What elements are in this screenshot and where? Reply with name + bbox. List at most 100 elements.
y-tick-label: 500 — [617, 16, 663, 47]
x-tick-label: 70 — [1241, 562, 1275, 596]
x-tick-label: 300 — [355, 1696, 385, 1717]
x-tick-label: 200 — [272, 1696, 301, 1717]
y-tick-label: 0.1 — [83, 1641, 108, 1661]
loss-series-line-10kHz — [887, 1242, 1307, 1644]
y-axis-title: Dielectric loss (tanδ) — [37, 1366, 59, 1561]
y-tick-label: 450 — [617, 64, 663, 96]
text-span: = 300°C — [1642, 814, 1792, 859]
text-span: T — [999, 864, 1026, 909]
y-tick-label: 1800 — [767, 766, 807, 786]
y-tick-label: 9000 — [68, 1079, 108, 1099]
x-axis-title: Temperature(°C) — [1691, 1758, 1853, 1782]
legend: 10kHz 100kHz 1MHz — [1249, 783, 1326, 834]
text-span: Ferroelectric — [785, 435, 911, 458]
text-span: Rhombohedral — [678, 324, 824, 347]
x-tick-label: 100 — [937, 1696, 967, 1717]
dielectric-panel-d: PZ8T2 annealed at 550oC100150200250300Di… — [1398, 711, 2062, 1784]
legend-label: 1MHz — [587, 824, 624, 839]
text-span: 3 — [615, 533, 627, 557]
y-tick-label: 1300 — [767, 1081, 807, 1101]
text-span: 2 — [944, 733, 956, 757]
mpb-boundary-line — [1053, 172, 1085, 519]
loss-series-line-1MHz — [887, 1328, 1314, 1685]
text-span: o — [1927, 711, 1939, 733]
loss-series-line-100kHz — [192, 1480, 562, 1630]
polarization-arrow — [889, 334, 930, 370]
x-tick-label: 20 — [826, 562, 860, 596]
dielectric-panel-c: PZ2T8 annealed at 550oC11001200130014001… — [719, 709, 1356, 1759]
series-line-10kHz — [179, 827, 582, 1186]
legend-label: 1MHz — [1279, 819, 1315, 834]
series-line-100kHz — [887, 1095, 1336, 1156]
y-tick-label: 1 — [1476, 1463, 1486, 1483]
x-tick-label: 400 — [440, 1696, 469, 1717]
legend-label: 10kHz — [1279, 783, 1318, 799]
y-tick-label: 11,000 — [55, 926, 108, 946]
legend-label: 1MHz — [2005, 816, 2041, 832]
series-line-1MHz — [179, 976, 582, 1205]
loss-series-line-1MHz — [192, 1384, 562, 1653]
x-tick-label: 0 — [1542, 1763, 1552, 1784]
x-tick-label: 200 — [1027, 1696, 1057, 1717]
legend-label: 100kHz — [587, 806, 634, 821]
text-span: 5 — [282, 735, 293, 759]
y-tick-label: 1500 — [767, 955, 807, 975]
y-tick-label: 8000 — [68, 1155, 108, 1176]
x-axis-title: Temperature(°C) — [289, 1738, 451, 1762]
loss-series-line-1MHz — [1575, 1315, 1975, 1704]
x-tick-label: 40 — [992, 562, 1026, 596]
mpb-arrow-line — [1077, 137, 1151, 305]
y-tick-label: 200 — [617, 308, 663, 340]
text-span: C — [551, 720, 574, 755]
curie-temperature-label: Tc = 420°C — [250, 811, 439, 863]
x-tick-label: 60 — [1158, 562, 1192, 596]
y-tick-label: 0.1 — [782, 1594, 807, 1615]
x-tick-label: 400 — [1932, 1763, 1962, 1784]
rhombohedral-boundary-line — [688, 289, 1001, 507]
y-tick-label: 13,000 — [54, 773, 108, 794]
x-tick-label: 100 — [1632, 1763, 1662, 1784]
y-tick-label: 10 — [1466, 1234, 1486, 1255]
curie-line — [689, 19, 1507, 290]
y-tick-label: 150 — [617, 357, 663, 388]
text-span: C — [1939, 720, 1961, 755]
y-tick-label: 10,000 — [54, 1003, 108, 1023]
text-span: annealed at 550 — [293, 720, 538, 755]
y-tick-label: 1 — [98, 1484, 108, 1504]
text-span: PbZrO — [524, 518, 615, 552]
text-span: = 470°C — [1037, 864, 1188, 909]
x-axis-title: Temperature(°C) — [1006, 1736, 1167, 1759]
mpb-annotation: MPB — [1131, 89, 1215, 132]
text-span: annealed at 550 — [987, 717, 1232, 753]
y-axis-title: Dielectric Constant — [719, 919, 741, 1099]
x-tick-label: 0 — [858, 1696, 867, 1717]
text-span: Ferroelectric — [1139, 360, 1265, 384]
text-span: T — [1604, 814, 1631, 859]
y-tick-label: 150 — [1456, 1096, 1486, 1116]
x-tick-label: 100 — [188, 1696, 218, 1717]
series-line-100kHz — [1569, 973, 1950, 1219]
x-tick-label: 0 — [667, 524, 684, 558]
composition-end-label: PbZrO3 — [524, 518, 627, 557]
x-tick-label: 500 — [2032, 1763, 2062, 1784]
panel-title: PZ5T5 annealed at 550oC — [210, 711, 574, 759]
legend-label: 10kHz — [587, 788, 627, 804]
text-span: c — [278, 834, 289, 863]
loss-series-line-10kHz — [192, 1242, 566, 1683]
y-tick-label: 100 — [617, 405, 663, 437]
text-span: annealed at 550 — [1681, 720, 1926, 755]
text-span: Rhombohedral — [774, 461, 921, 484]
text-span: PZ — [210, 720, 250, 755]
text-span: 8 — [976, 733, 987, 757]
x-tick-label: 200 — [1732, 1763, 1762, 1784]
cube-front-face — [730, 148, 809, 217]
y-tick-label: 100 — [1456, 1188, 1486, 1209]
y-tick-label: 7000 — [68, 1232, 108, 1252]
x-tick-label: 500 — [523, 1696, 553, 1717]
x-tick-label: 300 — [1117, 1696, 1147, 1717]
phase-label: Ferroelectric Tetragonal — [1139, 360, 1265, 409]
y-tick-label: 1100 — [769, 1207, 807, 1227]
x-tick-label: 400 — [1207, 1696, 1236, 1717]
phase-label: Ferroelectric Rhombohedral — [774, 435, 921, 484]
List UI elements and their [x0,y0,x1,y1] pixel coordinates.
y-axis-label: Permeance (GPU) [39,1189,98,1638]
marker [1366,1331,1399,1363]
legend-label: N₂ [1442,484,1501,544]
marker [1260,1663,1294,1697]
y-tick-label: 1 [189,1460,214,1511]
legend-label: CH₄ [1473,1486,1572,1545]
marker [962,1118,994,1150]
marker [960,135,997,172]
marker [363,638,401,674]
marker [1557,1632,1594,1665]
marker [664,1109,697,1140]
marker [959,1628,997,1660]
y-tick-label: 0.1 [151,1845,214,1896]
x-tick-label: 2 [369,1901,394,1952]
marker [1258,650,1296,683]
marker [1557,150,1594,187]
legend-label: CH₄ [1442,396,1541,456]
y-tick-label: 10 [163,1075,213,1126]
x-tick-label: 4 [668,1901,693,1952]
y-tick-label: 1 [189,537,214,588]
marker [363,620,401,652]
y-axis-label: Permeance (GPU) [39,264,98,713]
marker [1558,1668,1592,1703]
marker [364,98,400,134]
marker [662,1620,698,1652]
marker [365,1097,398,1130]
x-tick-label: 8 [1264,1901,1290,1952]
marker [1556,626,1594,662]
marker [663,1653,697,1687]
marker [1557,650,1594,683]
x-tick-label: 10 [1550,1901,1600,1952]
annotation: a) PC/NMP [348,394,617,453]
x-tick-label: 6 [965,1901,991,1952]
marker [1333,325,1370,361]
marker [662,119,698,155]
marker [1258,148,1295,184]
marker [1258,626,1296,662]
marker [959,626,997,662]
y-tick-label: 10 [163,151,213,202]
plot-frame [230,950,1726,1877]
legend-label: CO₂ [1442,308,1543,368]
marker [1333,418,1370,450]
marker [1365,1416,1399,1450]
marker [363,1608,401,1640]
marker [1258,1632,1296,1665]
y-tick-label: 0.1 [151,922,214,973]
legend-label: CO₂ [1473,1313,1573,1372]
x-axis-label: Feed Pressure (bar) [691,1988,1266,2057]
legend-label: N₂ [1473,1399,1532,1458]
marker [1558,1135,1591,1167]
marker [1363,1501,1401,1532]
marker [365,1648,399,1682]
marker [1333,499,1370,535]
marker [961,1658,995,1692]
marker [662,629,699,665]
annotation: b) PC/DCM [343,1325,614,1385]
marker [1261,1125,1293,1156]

What to produce =>
Return the rows from the first one through the row containing "mpb-arrow-line — [1077, 137, 1151, 305]", both included, unchanged.

Answer in full =>
What elements are in this screenshot and where? Reply with name + bbox. List at most 100 elements.
y-tick-label: 500 — [617, 16, 663, 47]
x-tick-label: 70 — [1241, 562, 1275, 596]
x-tick-label: 300 — [355, 1696, 385, 1717]
x-tick-label: 200 — [272, 1696, 301, 1717]
y-tick-label: 0.1 — [83, 1641, 108, 1661]
loss-series-line-10kHz — [887, 1242, 1307, 1644]
y-axis-title: Dielectric loss (tanδ) — [37, 1366, 59, 1561]
y-tick-label: 450 — [617, 64, 663, 96]
text-span: = 300°C — [1642, 814, 1792, 859]
text-span: T — [999, 864, 1026, 909]
y-tick-label: 1800 — [767, 766, 807, 786]
y-tick-label: 9000 — [68, 1079, 108, 1099]
x-axis-title: Temperature(°C) — [1691, 1758, 1853, 1782]
legend: 10kHz 100kHz 1MHz — [1249, 783, 1326, 834]
text-span: Ferroelectric — [785, 435, 911, 458]
text-span: Rhombohedral — [678, 324, 824, 347]
x-tick-label: 100 — [937, 1696, 967, 1717]
dielectric-panel-d: PZ8T2 annealed at 550oC100150200250300Di… — [1398, 711, 2062, 1784]
legend-label: 1MHz — [587, 824, 624, 839]
text-span: 3 — [615, 533, 627, 557]
y-tick-label: 1300 — [767, 1081, 807, 1101]
text-span: 2 — [944, 733, 956, 757]
mpb-boundary-line — [1053, 172, 1085, 519]
loss-series-line-1MHz — [887, 1328, 1314, 1685]
text-span: o — [1927, 711, 1939, 733]
loss-series-line-100kHz — [192, 1480, 562, 1630]
polarization-arrow — [889, 334, 930, 370]
x-tick-label: 20 — [826, 562, 860, 596]
dielectric-panel-c: PZ2T8 annealed at 550oC11001200130014001… — [719, 709, 1356, 1759]
series-line-10kHz — [179, 827, 582, 1186]
legend-label: 1MHz — [1279, 819, 1315, 834]
series-line-100kHz — [887, 1095, 1336, 1156]
y-tick-label: 1 — [1476, 1463, 1486, 1483]
x-tick-label: 400 — [440, 1696, 469, 1717]
legend-label: 10kHz — [1279, 783, 1318, 799]
y-tick-label: 11,000 — [55, 926, 108, 946]
legend-label: 1MHz — [2005, 816, 2041, 832]
series-line-1MHz — [179, 976, 582, 1205]
loss-series-line-1MHz — [192, 1384, 562, 1653]
x-tick-label: 0 — [1542, 1763, 1552, 1784]
x-tick-label: 200 — [1027, 1696, 1057, 1717]
legend-label: 100kHz — [587, 806, 634, 821]
text-span: 5 — [282, 735, 293, 759]
y-tick-label: 1500 — [767, 955, 807, 975]
y-tick-label: 8000 — [68, 1155, 108, 1176]
x-axis-title: Temperature(°C) — [289, 1738, 451, 1762]
loss-series-line-1MHz — [1575, 1315, 1975, 1704]
x-tick-label: 40 — [992, 562, 1026, 596]
mpb-arrow-line — [1077, 137, 1151, 305]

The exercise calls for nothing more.